- **Instructions for the task**
Scan the records for the string "name"; copy each line where it occurs.

- **Recorded data**
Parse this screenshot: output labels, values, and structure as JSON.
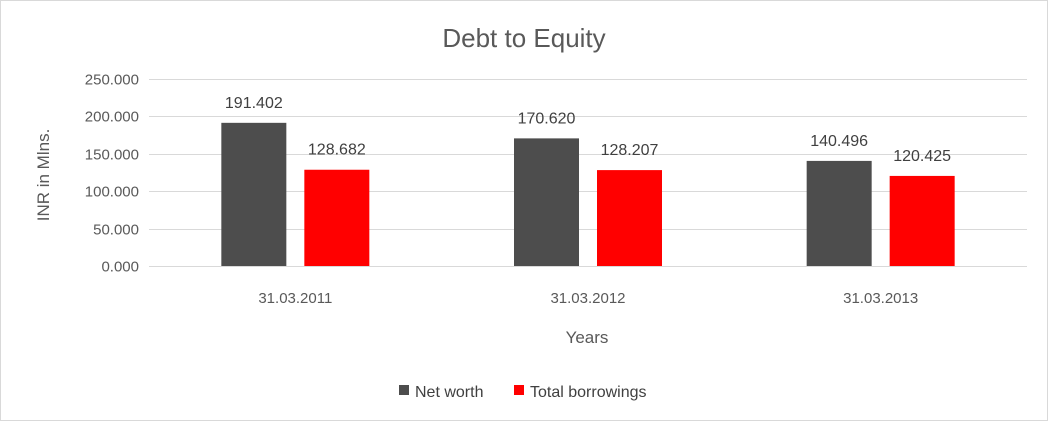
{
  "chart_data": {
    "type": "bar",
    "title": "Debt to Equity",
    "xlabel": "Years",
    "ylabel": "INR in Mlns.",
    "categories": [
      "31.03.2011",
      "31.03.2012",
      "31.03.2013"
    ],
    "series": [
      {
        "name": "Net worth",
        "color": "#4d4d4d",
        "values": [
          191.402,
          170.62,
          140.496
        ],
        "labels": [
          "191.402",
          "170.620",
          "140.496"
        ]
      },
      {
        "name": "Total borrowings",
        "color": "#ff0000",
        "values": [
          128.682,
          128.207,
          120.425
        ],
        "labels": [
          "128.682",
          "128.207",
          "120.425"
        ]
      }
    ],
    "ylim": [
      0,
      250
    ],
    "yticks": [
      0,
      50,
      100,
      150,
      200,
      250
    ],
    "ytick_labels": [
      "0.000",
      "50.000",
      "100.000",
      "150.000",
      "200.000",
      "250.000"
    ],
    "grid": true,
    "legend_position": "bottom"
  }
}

- **Solution for this problem**
        "name": "Net worth",
        "name": "Total borrowings",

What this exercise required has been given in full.